Source data ▸

------

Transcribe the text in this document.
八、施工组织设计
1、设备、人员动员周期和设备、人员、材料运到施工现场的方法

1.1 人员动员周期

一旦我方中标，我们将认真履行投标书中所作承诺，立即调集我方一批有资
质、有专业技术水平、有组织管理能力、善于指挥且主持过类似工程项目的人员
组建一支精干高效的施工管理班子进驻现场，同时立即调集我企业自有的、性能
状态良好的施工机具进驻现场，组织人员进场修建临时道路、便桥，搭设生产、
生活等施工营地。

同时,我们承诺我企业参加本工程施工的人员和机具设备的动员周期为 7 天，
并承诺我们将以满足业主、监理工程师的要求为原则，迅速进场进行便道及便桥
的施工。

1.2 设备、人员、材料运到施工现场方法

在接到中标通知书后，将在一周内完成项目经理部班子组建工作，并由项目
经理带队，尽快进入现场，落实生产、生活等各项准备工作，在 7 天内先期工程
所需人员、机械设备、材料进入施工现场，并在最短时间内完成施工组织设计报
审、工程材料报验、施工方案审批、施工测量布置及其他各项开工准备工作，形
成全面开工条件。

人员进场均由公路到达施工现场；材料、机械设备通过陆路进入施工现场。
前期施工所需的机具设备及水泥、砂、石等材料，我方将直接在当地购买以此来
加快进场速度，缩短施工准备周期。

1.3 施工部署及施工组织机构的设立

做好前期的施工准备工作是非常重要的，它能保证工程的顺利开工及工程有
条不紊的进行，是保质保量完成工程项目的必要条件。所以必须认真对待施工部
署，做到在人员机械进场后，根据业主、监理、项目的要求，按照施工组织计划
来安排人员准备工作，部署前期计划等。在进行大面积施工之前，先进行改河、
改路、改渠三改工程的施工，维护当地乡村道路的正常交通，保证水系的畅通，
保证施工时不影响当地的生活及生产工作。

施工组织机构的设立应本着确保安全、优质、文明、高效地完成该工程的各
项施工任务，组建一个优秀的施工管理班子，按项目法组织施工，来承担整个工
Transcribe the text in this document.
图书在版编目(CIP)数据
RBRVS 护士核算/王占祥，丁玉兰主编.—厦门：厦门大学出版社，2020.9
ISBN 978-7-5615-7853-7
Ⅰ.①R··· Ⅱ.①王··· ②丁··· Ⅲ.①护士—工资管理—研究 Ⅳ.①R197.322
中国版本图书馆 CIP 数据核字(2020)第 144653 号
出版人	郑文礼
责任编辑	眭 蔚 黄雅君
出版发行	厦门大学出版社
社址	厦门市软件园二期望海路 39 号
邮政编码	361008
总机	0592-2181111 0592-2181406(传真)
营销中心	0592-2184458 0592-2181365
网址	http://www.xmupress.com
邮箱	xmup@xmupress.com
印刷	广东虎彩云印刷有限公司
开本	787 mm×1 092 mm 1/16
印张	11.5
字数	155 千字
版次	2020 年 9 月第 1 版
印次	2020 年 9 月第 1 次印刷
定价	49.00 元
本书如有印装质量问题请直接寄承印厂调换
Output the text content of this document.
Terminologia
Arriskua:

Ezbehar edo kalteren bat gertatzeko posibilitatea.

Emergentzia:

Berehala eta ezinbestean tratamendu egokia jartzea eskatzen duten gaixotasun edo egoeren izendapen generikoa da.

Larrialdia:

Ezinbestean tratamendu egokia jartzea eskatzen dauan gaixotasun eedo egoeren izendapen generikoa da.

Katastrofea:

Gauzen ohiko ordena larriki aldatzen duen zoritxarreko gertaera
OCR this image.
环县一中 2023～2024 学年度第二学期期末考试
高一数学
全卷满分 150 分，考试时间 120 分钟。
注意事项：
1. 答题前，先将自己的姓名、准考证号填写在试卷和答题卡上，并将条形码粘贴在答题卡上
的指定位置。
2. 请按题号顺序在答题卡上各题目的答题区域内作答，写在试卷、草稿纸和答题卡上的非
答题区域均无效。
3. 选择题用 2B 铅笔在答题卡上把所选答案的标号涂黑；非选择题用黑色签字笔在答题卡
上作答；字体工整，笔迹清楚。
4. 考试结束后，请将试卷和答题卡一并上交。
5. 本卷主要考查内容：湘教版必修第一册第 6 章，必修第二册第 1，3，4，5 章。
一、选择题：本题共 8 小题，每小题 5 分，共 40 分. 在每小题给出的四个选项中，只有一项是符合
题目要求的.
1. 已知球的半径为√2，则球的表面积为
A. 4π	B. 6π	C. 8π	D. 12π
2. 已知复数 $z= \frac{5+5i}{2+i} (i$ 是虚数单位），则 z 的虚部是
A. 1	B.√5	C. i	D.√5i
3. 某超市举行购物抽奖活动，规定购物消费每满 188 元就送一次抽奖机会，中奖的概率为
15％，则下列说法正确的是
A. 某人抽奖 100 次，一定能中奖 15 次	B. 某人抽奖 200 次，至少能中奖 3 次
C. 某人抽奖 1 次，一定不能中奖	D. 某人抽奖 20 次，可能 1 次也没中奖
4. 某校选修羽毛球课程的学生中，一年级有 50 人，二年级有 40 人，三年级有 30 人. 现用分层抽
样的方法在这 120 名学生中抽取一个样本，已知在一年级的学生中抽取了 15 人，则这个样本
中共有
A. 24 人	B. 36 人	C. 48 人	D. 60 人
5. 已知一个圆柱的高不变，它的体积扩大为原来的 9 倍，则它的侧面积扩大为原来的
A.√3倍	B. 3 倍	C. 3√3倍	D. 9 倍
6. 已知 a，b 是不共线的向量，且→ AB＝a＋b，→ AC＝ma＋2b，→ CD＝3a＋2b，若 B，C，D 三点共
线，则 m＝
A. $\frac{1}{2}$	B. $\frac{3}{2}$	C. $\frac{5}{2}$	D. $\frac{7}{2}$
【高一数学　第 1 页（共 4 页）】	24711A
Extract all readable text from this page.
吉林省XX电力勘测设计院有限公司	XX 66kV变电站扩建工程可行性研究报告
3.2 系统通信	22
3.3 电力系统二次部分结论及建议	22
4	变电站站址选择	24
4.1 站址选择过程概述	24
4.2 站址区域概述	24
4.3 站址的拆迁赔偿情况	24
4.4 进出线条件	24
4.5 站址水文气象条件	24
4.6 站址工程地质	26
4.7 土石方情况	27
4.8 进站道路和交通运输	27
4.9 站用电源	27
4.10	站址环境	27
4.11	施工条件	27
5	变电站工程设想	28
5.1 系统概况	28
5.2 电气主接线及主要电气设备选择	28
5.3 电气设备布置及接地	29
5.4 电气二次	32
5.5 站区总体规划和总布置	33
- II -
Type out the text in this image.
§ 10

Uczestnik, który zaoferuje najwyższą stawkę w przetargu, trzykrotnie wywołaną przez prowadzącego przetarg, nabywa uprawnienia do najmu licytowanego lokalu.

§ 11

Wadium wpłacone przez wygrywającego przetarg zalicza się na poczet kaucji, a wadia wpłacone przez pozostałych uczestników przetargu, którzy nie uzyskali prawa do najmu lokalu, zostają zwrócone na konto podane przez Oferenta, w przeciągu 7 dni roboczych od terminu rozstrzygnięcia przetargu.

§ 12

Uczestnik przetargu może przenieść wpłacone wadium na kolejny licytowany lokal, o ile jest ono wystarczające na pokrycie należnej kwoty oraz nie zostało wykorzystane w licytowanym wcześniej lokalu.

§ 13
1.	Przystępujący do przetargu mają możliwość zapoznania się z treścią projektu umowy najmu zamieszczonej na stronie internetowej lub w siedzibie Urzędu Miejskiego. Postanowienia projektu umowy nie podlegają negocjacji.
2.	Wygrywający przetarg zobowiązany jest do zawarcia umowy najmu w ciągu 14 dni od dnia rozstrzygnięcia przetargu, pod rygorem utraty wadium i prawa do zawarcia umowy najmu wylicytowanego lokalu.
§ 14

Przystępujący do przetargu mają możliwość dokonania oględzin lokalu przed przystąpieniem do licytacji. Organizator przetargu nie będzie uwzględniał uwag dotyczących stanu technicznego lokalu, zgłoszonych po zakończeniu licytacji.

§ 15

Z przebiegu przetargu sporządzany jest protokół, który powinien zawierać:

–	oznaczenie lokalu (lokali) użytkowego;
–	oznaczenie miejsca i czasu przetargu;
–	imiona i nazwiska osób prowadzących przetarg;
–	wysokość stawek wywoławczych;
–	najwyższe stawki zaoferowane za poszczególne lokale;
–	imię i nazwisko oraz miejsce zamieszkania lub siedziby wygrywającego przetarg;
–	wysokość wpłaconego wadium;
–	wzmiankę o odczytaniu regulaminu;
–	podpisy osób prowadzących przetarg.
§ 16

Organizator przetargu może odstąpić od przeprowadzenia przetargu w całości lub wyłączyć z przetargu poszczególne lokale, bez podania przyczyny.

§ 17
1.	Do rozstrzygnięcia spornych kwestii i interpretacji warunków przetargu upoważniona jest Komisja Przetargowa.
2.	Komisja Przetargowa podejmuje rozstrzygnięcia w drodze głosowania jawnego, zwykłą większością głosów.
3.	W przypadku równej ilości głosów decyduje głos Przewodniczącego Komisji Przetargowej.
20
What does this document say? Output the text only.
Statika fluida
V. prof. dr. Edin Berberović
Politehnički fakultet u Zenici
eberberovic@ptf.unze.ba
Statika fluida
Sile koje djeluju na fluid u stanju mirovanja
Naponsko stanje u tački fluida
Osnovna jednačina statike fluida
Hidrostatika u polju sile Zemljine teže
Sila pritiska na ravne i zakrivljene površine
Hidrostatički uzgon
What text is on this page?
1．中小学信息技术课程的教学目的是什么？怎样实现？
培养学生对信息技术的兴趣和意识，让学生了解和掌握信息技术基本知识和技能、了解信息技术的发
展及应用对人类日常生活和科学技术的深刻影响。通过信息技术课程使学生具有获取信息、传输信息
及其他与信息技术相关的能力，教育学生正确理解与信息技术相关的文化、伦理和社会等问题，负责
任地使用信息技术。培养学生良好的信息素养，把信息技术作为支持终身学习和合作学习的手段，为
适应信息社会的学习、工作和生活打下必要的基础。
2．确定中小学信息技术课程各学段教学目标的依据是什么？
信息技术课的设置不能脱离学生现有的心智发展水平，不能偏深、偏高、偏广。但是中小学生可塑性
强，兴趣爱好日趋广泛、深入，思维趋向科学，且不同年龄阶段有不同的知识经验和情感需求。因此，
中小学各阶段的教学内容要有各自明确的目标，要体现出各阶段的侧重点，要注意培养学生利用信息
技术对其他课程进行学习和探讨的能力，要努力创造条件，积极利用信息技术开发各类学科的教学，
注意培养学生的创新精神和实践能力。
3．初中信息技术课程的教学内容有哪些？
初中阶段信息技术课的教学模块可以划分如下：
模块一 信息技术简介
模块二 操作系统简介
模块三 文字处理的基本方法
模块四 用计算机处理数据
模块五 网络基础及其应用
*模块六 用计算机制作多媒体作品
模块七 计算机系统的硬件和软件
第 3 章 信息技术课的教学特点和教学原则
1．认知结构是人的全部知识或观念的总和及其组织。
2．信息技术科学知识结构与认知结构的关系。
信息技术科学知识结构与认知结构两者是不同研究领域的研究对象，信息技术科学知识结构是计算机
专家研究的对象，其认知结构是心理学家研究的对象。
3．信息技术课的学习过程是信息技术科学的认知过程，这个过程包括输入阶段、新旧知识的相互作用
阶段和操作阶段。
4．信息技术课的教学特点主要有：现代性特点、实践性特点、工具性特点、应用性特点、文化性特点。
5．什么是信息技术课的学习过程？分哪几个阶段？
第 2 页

------

What the task asks ▸
Determine how many lines of the data contain the word "wygrywającego", and reply with that number only.

The answer ▸
2